(Exercise requirements)
Put the lines of the records below into a JSON list of strings, one string per line and no blank lines. Begin at the line that has "UI element localization: list", stop after the line that has "value-label: 17,3% xyxy=(878,155,986,197)", and leave the pictures out.

begin

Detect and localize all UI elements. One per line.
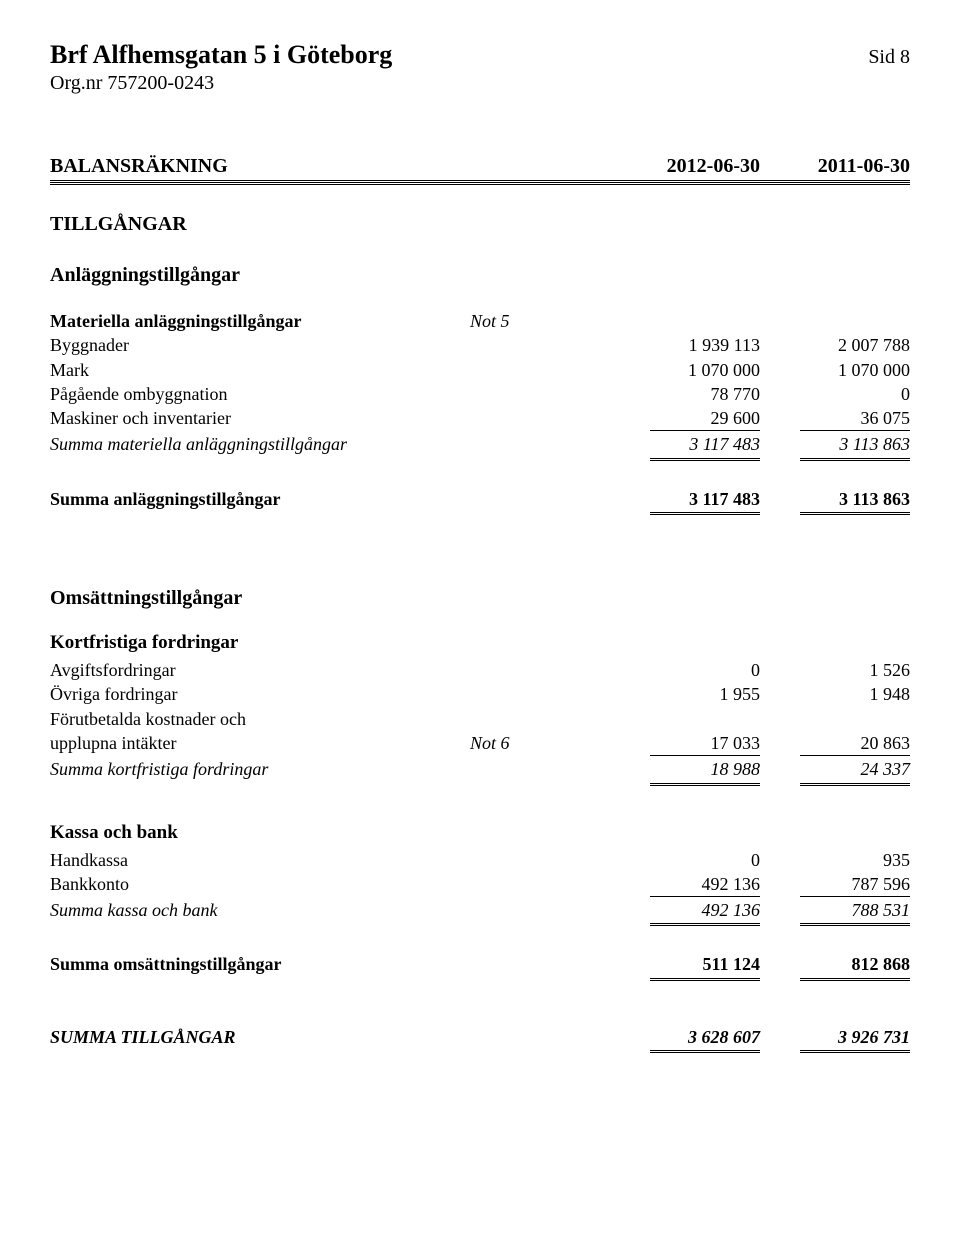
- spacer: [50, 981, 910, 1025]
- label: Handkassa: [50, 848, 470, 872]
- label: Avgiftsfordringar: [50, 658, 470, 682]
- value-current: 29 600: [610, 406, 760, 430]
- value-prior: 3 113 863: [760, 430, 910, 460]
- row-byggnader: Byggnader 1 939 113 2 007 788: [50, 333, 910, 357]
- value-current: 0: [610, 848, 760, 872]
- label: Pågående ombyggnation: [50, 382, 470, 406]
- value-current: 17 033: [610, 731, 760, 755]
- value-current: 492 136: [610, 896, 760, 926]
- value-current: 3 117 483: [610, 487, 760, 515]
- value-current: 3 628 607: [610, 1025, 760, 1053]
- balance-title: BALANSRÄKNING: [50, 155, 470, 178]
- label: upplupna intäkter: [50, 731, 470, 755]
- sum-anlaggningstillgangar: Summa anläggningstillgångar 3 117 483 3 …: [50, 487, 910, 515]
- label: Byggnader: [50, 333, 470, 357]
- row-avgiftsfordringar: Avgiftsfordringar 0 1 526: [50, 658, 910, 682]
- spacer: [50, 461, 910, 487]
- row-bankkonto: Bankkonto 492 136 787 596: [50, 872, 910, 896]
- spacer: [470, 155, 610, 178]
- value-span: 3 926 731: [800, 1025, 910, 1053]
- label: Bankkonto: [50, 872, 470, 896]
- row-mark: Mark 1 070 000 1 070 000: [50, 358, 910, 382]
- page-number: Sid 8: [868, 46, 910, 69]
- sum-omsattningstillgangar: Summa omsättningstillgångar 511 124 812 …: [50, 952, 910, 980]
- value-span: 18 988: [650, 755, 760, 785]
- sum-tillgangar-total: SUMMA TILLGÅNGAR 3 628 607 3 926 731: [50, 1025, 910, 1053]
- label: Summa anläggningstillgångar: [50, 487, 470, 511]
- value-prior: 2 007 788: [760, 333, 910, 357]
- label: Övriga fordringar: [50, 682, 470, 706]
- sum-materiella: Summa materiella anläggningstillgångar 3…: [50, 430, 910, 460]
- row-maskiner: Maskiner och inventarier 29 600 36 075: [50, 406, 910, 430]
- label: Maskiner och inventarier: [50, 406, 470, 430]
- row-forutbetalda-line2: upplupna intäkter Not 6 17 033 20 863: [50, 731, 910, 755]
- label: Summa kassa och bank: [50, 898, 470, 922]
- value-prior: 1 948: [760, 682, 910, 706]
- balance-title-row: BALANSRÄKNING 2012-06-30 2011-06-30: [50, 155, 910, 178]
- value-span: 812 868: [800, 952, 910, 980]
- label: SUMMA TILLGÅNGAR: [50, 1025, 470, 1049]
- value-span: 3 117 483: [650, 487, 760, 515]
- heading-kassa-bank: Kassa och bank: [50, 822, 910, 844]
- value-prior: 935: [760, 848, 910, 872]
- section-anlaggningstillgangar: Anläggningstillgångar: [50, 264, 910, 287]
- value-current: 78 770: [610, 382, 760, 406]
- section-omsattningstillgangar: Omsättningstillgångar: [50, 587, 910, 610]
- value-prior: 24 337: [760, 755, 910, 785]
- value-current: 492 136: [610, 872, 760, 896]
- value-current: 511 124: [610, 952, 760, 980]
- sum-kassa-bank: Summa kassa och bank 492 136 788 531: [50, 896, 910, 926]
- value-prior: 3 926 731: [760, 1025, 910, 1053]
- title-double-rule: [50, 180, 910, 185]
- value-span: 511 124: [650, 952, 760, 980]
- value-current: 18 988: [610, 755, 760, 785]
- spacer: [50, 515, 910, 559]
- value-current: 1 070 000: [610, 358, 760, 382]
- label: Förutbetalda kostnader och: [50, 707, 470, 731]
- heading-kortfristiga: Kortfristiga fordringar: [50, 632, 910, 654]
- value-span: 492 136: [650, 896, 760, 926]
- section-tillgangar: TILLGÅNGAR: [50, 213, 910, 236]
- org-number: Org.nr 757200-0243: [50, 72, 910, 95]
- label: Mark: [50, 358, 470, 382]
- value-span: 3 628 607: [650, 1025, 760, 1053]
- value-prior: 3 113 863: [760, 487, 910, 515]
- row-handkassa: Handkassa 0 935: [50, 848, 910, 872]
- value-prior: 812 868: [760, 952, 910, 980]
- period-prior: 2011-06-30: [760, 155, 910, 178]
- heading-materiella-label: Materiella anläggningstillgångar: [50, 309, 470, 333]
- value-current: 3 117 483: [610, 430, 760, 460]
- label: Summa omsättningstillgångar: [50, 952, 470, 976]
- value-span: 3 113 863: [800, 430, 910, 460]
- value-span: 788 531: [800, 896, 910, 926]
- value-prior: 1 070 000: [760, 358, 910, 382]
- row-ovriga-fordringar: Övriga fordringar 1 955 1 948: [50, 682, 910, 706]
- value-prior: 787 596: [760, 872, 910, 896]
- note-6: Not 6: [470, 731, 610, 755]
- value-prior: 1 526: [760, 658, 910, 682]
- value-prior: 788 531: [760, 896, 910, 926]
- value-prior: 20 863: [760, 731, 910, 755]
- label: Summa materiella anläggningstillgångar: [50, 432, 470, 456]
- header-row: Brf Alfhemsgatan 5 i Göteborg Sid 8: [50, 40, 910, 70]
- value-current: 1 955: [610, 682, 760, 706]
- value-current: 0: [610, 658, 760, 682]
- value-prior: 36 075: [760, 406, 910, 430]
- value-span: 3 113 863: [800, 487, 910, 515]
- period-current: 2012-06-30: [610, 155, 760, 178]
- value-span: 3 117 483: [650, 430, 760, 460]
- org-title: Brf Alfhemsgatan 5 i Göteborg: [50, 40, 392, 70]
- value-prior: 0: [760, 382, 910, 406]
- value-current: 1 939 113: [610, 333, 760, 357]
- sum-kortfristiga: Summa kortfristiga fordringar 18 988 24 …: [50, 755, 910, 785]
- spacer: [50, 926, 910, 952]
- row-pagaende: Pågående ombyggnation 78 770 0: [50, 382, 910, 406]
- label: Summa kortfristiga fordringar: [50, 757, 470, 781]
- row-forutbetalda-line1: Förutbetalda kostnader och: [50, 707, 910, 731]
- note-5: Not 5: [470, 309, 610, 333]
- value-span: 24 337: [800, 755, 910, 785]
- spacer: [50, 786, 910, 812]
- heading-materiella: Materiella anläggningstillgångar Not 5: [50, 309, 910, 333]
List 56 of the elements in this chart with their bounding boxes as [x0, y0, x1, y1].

end
begin

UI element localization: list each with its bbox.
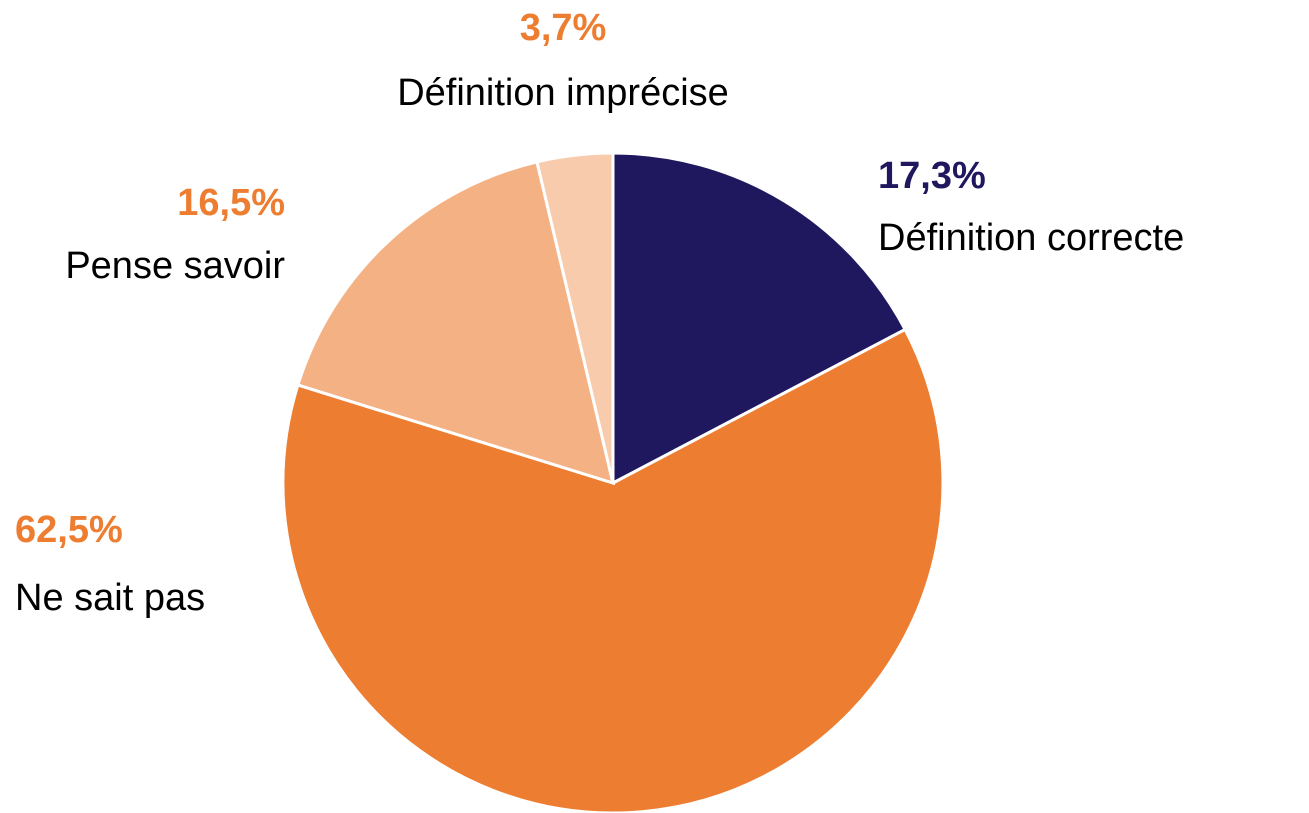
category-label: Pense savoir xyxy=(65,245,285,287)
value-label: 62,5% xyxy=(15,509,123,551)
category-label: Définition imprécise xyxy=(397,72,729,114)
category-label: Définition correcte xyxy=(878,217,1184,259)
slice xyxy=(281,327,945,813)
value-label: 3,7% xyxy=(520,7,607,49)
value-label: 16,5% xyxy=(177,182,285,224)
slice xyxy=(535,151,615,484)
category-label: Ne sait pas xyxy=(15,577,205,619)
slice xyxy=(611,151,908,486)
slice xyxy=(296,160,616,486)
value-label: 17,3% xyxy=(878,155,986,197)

end

(Answer to this task)
[
  "UI element localization: list each with its bbox.",
  "category-label: Pense savoir xyxy=(65,245,285,287)",
  "value-label: 62,5% xyxy=(15,509,123,551)",
  "category-label: Définition imprécise xyxy=(397,72,729,114)",
  "category-label: Définition correcte xyxy=(878,217,1184,259)",
  "slice xyxy=(281,327,945,813)",
  "value-label: 3,7% xyxy=(520,7,607,49)",
  "value-label: 16,5% xyxy=(177,182,285,224)",
  "slice xyxy=(535,151,615,484)",
  "category-label: Ne sait pas xyxy=(15,577,205,619)",
  "slice xyxy=(611,151,908,486)",
  "slice xyxy=(296,160,616,486)",
  "value-label: 17,3% xyxy=(878,155,986,197)"
]